EXERCISE PROMPT
Repeat every line exactly, keeping the pictures out of the copy.

DATA TO PROCESS
>> Start

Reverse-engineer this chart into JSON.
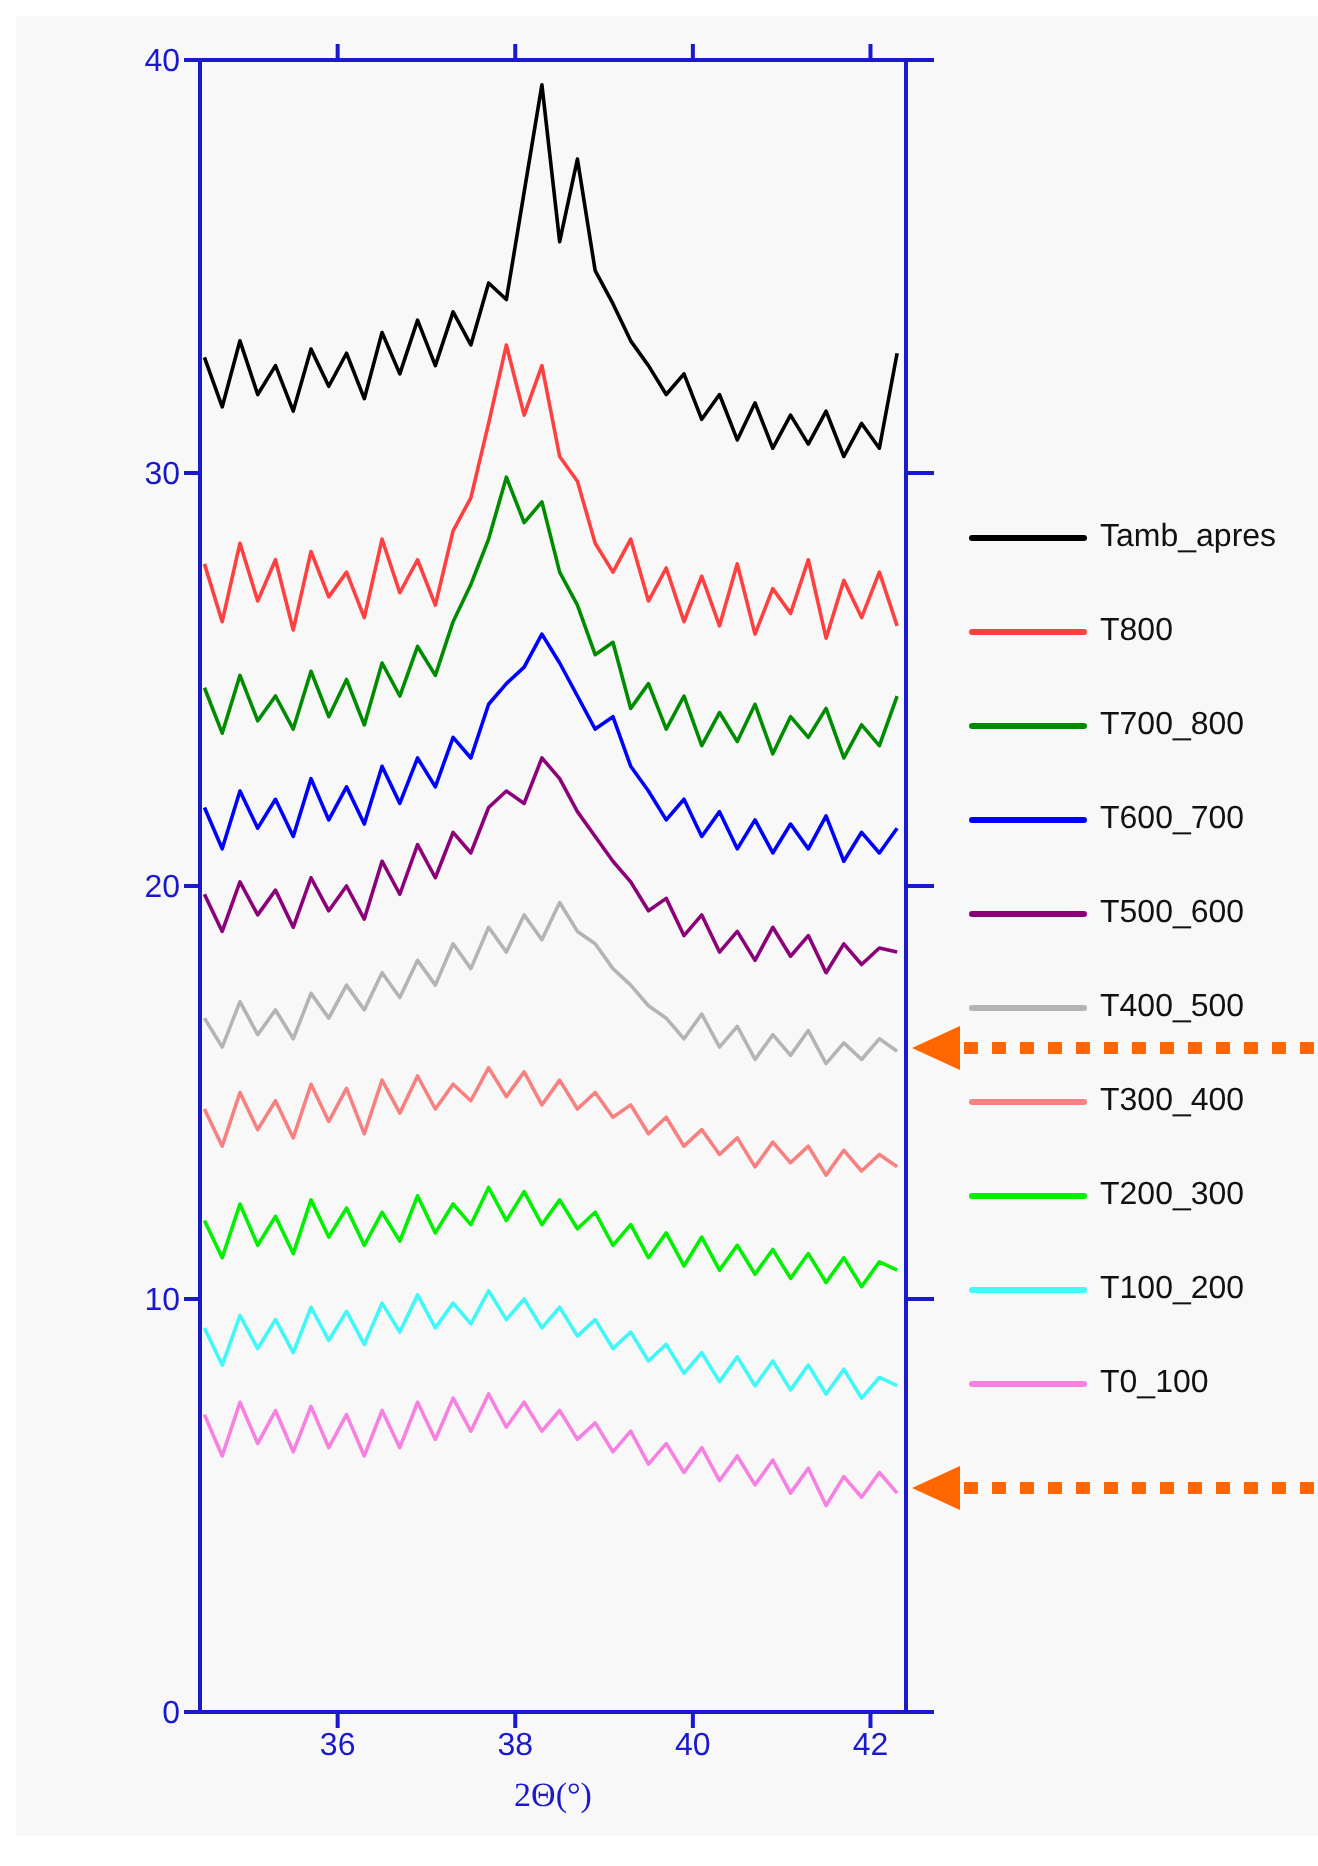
{
  "chart_data": {
    "type": "line",
    "xlabel": "2Θ(°)",
    "xlim": [
      34.45,
      42.4
    ],
    "xticks": [
      36,
      38,
      40,
      42
    ],
    "ylim": [
      0,
      40
    ],
    "yticks": [
      0,
      10,
      20,
      30,
      40
    ],
    "grid": false,
    "legend": "right",
    "marker": "none",
    "line_style": "solid",
    "x": [
      34.5,
      34.7,
      34.9,
      35.1,
      35.3,
      35.5,
      35.7,
      35.9,
      36.1,
      36.3,
      36.5,
      36.7,
      36.9,
      37.1,
      37.3,
      37.5,
      37.7,
      37.9,
      38.1,
      38.3,
      38.5,
      38.7,
      38.9,
      39.1,
      39.3,
      39.5,
      39.7,
      39.9,
      40.1,
      40.3,
      40.5,
      40.7,
      40.9,
      41.1,
      41.3,
      41.5,
      41.7,
      41.9,
      42.1,
      42.3
    ],
    "series": [
      {
        "name": "Tamb_apres",
        "color": "#000000",
        "values": [
          32.8,
          31.6,
          33.2,
          31.9,
          32.6,
          31.5,
          33.0,
          32.1,
          32.9,
          31.8,
          33.4,
          32.4,
          33.7,
          32.6,
          33.9,
          33.1,
          34.6,
          34.2,
          36.8,
          39.4,
          35.6,
          37.6,
          34.9,
          34.1,
          33.2,
          32.6,
          31.9,
          32.4,
          31.3,
          31.9,
          30.8,
          31.7,
          30.6,
          31.4,
          30.7,
          31.5,
          30.4,
          31.2,
          30.6,
          32.9
        ]
      },
      {
        "name": "T800",
        "color": "#ff4040",
        "values": [
          27.8,
          26.4,
          28.3,
          26.9,
          27.9,
          26.2,
          28.1,
          27.0,
          27.6,
          26.5,
          28.4,
          27.1,
          27.9,
          26.8,
          28.6,
          29.4,
          31.2,
          33.1,
          31.4,
          32.6,
          30.4,
          29.8,
          28.3,
          27.6,
          28.4,
          26.9,
          27.7,
          26.4,
          27.5,
          26.3,
          27.8,
          26.1,
          27.2,
          26.6,
          27.9,
          26.0,
          27.4,
          26.5,
          27.6,
          26.3
        ]
      },
      {
        "name": "T700_800",
        "color": "#008c00",
        "values": [
          24.8,
          23.7,
          25.1,
          24.0,
          24.6,
          23.8,
          25.2,
          24.1,
          25.0,
          23.9,
          25.4,
          24.6,
          25.8,
          25.1,
          26.4,
          27.3,
          28.4,
          29.9,
          28.8,
          29.3,
          27.6,
          26.8,
          25.6,
          25.9,
          24.3,
          24.9,
          23.8,
          24.6,
          23.4,
          24.2,
          23.5,
          24.4,
          23.2,
          24.1,
          23.6,
          24.3,
          23.1,
          23.9,
          23.4,
          24.6
        ]
      },
      {
        "name": "T600_700",
        "color": "#0000ff",
        "values": [
          21.9,
          20.9,
          22.3,
          21.4,
          22.1,
          21.2,
          22.6,
          21.6,
          22.4,
          21.5,
          22.9,
          22.0,
          23.1,
          22.4,
          23.6,
          23.1,
          24.4,
          24.9,
          25.3,
          26.1,
          25.4,
          24.6,
          23.8,
          24.1,
          22.9,
          22.3,
          21.6,
          22.1,
          21.2,
          21.8,
          20.9,
          21.6,
          20.8,
          21.5,
          20.9,
          21.7,
          20.6,
          21.3,
          20.8,
          21.4
        ]
      },
      {
        "name": "T500_600",
        "color": "#8c007a",
        "values": [
          19.8,
          18.9,
          20.1,
          19.3,
          19.9,
          19.0,
          20.2,
          19.4,
          20.0,
          19.2,
          20.6,
          19.8,
          21.0,
          20.2,
          21.3,
          20.8,
          21.9,
          22.3,
          22.0,
          23.1,
          22.6,
          21.8,
          21.2,
          20.6,
          20.1,
          19.4,
          19.7,
          18.8,
          19.3,
          18.4,
          18.9,
          18.2,
          19.0,
          18.3,
          18.8,
          17.9,
          18.6,
          18.1,
          18.5,
          18.4
        ]
      },
      {
        "name": "T400_500",
        "color": "#b4b4b4",
        "values": [
          16.8,
          16.1,
          17.2,
          16.4,
          17.0,
          16.3,
          17.4,
          16.8,
          17.6,
          17.0,
          17.9,
          17.3,
          18.2,
          17.6,
          18.6,
          18.0,
          19.0,
          18.4,
          19.3,
          18.7,
          19.6,
          18.9,
          18.6,
          18.0,
          17.6,
          17.1,
          16.8,
          16.3,
          16.9,
          16.1,
          16.6,
          15.8,
          16.4,
          15.9,
          16.5,
          15.7,
          16.2,
          15.8,
          16.3,
          16.0
        ]
      },
      {
        "name": "T300_400",
        "color": "#f88080",
        "values": [
          14.6,
          13.7,
          15.0,
          14.1,
          14.8,
          13.9,
          15.2,
          14.3,
          15.1,
          14.0,
          15.3,
          14.5,
          15.4,
          14.6,
          15.2,
          14.8,
          15.6,
          14.9,
          15.5,
          14.7,
          15.3,
          14.6,
          15.0,
          14.4,
          14.7,
          14.0,
          14.4,
          13.7,
          14.1,
          13.5,
          13.9,
          13.2,
          13.8,
          13.3,
          13.7,
          13.0,
          13.6,
          13.1,
          13.5,
          13.2
        ]
      },
      {
        "name": "T200_300",
        "color": "#00f000",
        "values": [
          11.9,
          11.0,
          12.3,
          11.3,
          12.0,
          11.1,
          12.4,
          11.5,
          12.2,
          11.3,
          12.1,
          11.4,
          12.5,
          11.6,
          12.3,
          11.8,
          12.7,
          11.9,
          12.6,
          11.8,
          12.4,
          11.7,
          12.1,
          11.3,
          11.8,
          11.0,
          11.6,
          10.8,
          11.5,
          10.7,
          11.3,
          10.6,
          11.2,
          10.5,
          11.1,
          10.4,
          11.0,
          10.3,
          10.9,
          10.7
        ]
      },
      {
        "name": "T100_200",
        "color": "#40f8f8",
        "values": [
          9.3,
          8.4,
          9.6,
          8.8,
          9.5,
          8.7,
          9.8,
          9.0,
          9.7,
          8.9,
          9.9,
          9.2,
          10.1,
          9.3,
          9.9,
          9.4,
          10.2,
          9.5,
          10.0,
          9.3,
          9.8,
          9.1,
          9.5,
          8.8,
          9.2,
          8.5,
          8.9,
          8.2,
          8.7,
          8.0,
          8.6,
          7.9,
          8.5,
          7.8,
          8.4,
          7.7,
          8.3,
          7.6,
          8.1,
          7.9
        ]
      },
      {
        "name": "T0_100",
        "color": "#f880e0",
        "values": [
          7.2,
          6.2,
          7.5,
          6.5,
          7.3,
          6.3,
          7.4,
          6.4,
          7.2,
          6.2,
          7.3,
          6.4,
          7.5,
          6.6,
          7.6,
          6.8,
          7.7,
          6.9,
          7.5,
          6.8,
          7.3,
          6.6,
          7.0,
          6.3,
          6.8,
          6.0,
          6.5,
          5.8,
          6.4,
          5.6,
          6.2,
          5.5,
          6.1,
          5.3,
          5.9,
          5.0,
          5.7,
          5.2,
          5.8,
          5.3
        ]
      }
    ]
  }
}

>> End

SOLUTION BELOW
Reverse-engineer this chart into JSON.
{
  "chart_data": {
    "type": "line",
    "xlabel": "2Θ(°)",
    "xlim": [
      34.45,
      42.4
    ],
    "xticks": [
      36,
      38,
      40,
      42
    ],
    "ylim": [
      0,
      40
    ],
    "yticks": [
      0,
      10,
      20,
      30,
      40
    ],
    "grid": false,
    "legend": "right",
    "marker": "none",
    "line_style": "solid",
    "x": [
      34.5,
      34.7,
      34.9,
      35.1,
      35.3,
      35.5,
      35.7,
      35.9,
      36.1,
      36.3,
      36.5,
      36.7,
      36.9,
      37.1,
      37.3,
      37.5,
      37.7,
      37.9,
      38.1,
      38.3,
      38.5,
      38.7,
      38.9,
      39.1,
      39.3,
      39.5,
      39.7,
      39.9,
      40.1,
      40.3,
      40.5,
      40.7,
      40.9,
      41.1,
      41.3,
      41.5,
      41.7,
      41.9,
      42.1,
      42.3
    ],
    "series": [
      {
        "name": "Tamb_apres",
        "color": "#000000",
        "values": [
          32.8,
          31.6,
          33.2,
          31.9,
          32.6,
          31.5,
          33.0,
          32.1,
          32.9,
          31.8,
          33.4,
          32.4,
          33.7,
          32.6,
          33.9,
          33.1,
          34.6,
          34.2,
          36.8,
          39.4,
          35.6,
          37.6,
          34.9,
          34.1,
          33.2,
          32.6,
          31.9,
          32.4,
          31.3,
          31.9,
          30.8,
          31.7,
          30.6,
          31.4,
          30.7,
          31.5,
          30.4,
          31.2,
          30.6,
          32.9
        ]
      },
      {
        "name": "T800",
        "color": "#ff4040",
        "values": [
          27.8,
          26.4,
          28.3,
          26.9,
          27.9,
          26.2,
          28.1,
          27.0,
          27.6,
          26.5,
          28.4,
          27.1,
          27.9,
          26.8,
          28.6,
          29.4,
          31.2,
          33.1,
          31.4,
          32.6,
          30.4,
          29.8,
          28.3,
          27.6,
          28.4,
          26.9,
          27.7,
          26.4,
          27.5,
          26.3,
          27.8,
          26.1,
          27.2,
          26.6,
          27.9,
          26.0,
          27.4,
          26.5,
          27.6,
          26.3
        ]
      },
      {
        "name": "T700_800",
        "color": "#008c00",
        "values": [
          24.8,
          23.7,
          25.1,
          24.0,
          24.6,
          23.8,
          25.2,
          24.1,
          25.0,
          23.9,
          25.4,
          24.6,
          25.8,
          25.1,
          26.4,
          27.3,
          28.4,
          29.9,
          28.8,
          29.3,
          27.6,
          26.8,
          25.6,
          25.9,
          24.3,
          24.9,
          23.8,
          24.6,
          23.4,
          24.2,
          23.5,
          24.4,
          23.2,
          24.1,
          23.6,
          24.3,
          23.1,
          23.9,
          23.4,
          24.6
        ]
      },
      {
        "name": "T600_700",
        "color": "#0000ff",
        "values": [
          21.9,
          20.9,
          22.3,
          21.4,
          22.1,
          21.2,
          22.6,
          21.6,
          22.4,
          21.5,
          22.9,
          22.0,
          23.1,
          22.4,
          23.6,
          23.1,
          24.4,
          24.9,
          25.3,
          26.1,
          25.4,
          24.6,
          23.8,
          24.1,
          22.9,
          22.3,
          21.6,
          22.1,
          21.2,
          21.8,
          20.9,
          21.6,
          20.8,
          21.5,
          20.9,
          21.7,
          20.6,
          21.3,
          20.8,
          21.4
        ]
      },
      {
        "name": "T500_600",
        "color": "#8c007a",
        "values": [
          19.8,
          18.9,
          20.1,
          19.3,
          19.9,
          19.0,
          20.2,
          19.4,
          20.0,
          19.2,
          20.6,
          19.8,
          21.0,
          20.2,
          21.3,
          20.8,
          21.9,
          22.3,
          22.0,
          23.1,
          22.6,
          21.8,
          21.2,
          20.6,
          20.1,
          19.4,
          19.7,
          18.8,
          19.3,
          18.4,
          18.9,
          18.2,
          19.0,
          18.3,
          18.8,
          17.9,
          18.6,
          18.1,
          18.5,
          18.4
        ]
      },
      {
        "name": "T400_500",
        "color": "#b4b4b4",
        "values": [
          16.8,
          16.1,
          17.2,
          16.4,
          17.0,
          16.3,
          17.4,
          16.8,
          17.6,
          17.0,
          17.9,
          17.3,
          18.2,
          17.6,
          18.6,
          18.0,
          19.0,
          18.4,
          19.3,
          18.7,
          19.6,
          18.9,
          18.6,
          18.0,
          17.6,
          17.1,
          16.8,
          16.3,
          16.9,
          16.1,
          16.6,
          15.8,
          16.4,
          15.9,
          16.5,
          15.7,
          16.2,
          15.8,
          16.3,
          16.0
        ]
      },
      {
        "name": "T300_400",
        "color": "#f88080",
        "values": [
          14.6,
          13.7,
          15.0,
          14.1,
          14.8,
          13.9,
          15.2,
          14.3,
          15.1,
          14.0,
          15.3,
          14.5,
          15.4,
          14.6,
          15.2,
          14.8,
          15.6,
          14.9,
          15.5,
          14.7,
          15.3,
          14.6,
          15.0,
          14.4,
          14.7,
          14.0,
          14.4,
          13.7,
          14.1,
          13.5,
          13.9,
          13.2,
          13.8,
          13.3,
          13.7,
          13.0,
          13.6,
          13.1,
          13.5,
          13.2
        ]
      },
      {
        "name": "T200_300",
        "color": "#00f000",
        "values": [
          11.9,
          11.0,
          12.3,
          11.3,
          12.0,
          11.1,
          12.4,
          11.5,
          12.2,
          11.3,
          12.1,
          11.4,
          12.5,
          11.6,
          12.3,
          11.8,
          12.7,
          11.9,
          12.6,
          11.8,
          12.4,
          11.7,
          12.1,
          11.3,
          11.8,
          11.0,
          11.6,
          10.8,
          11.5,
          10.7,
          11.3,
          10.6,
          11.2,
          10.5,
          11.1,
          10.4,
          11.0,
          10.3,
          10.9,
          10.7
        ]
      },
      {
        "name": "T100_200",
        "color": "#40f8f8",
        "values": [
          9.3,
          8.4,
          9.6,
          8.8,
          9.5,
          8.7,
          9.8,
          9.0,
          9.7,
          8.9,
          9.9,
          9.2,
          10.1,
          9.3,
          9.9,
          9.4,
          10.2,
          9.5,
          10.0,
          9.3,
          9.8,
          9.1,
          9.5,
          8.8,
          9.2,
          8.5,
          8.9,
          8.2,
          8.7,
          8.0,
          8.6,
          7.9,
          8.5,
          7.8,
          8.4,
          7.7,
          8.3,
          7.6,
          8.1,
          7.9
        ]
      },
      {
        "name": "T0_100",
        "color": "#f880e0",
        "values": [
          7.2,
          6.2,
          7.5,
          6.5,
          7.3,
          6.3,
          7.4,
          6.4,
          7.2,
          6.2,
          7.3,
          6.4,
          7.5,
          6.6,
          7.6,
          6.8,
          7.7,
          6.9,
          7.5,
          6.8,
          7.3,
          6.6,
          7.0,
          6.3,
          6.8,
          6.0,
          6.5,
          5.8,
          6.4,
          5.6,
          6.2,
          5.5,
          6.1,
          5.3,
          5.9,
          5.0,
          5.7,
          5.2,
          5.8,
          5.3
        ]
      }
    ]
  }
}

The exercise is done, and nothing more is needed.